>> start RECORDS PROVIDED

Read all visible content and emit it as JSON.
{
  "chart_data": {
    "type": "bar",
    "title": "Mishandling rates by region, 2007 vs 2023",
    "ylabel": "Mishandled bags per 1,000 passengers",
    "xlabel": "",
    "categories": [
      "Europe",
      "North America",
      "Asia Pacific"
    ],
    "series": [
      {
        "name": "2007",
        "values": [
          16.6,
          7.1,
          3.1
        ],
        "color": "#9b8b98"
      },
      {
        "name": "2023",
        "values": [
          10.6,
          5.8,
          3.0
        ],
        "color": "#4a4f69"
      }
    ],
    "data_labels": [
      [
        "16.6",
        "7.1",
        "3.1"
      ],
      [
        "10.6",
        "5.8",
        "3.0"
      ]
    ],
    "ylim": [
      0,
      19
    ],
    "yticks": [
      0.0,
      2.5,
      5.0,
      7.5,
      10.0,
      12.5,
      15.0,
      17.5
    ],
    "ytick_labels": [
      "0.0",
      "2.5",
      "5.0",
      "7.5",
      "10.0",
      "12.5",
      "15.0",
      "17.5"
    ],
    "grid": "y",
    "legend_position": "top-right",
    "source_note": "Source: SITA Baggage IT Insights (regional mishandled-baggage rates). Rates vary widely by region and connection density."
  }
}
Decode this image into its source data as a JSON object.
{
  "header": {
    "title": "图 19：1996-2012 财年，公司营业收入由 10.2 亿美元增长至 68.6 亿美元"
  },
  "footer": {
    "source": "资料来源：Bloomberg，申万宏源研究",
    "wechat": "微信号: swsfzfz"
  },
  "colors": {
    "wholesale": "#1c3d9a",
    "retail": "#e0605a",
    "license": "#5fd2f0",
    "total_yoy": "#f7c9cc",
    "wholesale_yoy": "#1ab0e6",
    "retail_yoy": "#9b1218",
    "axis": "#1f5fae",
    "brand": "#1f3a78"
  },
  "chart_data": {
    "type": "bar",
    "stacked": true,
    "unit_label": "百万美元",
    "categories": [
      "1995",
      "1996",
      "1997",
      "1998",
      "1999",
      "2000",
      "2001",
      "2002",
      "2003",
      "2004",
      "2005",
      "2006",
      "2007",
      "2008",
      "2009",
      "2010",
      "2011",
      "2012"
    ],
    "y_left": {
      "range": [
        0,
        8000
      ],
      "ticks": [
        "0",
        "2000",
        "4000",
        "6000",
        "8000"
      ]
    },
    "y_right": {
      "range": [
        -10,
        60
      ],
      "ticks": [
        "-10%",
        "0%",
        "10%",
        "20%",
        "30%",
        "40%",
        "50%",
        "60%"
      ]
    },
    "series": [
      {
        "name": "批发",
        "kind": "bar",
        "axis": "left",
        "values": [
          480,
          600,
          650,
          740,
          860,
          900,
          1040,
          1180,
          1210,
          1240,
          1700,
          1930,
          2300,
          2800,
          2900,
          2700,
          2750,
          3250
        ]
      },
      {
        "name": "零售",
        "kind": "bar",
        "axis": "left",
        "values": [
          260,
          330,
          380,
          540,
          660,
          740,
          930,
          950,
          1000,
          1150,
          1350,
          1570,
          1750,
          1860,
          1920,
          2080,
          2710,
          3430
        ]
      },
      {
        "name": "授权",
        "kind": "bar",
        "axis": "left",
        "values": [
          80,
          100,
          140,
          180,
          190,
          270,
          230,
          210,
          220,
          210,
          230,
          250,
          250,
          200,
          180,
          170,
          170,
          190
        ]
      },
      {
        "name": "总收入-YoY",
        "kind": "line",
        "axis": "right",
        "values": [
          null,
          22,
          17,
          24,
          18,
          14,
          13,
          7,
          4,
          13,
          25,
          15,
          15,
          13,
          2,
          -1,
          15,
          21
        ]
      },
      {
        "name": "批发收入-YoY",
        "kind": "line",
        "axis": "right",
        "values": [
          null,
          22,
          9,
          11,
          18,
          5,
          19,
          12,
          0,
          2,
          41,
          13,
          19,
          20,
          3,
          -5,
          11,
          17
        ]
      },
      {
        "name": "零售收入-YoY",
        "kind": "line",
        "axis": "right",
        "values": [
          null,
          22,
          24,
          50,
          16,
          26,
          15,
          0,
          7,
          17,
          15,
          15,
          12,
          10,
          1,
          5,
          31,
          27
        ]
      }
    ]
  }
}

>> end RECORDS PROVIDED

Extract from the data every line where "region" shows up.

**FULL OUTPUT**
    "title": "Mishandling rates by region, 2007 vs 2023",
    "source_note": "Source: SITA Baggage IT Insights (regional mishandled-baggage rates). Rates vary widely by region and connection density."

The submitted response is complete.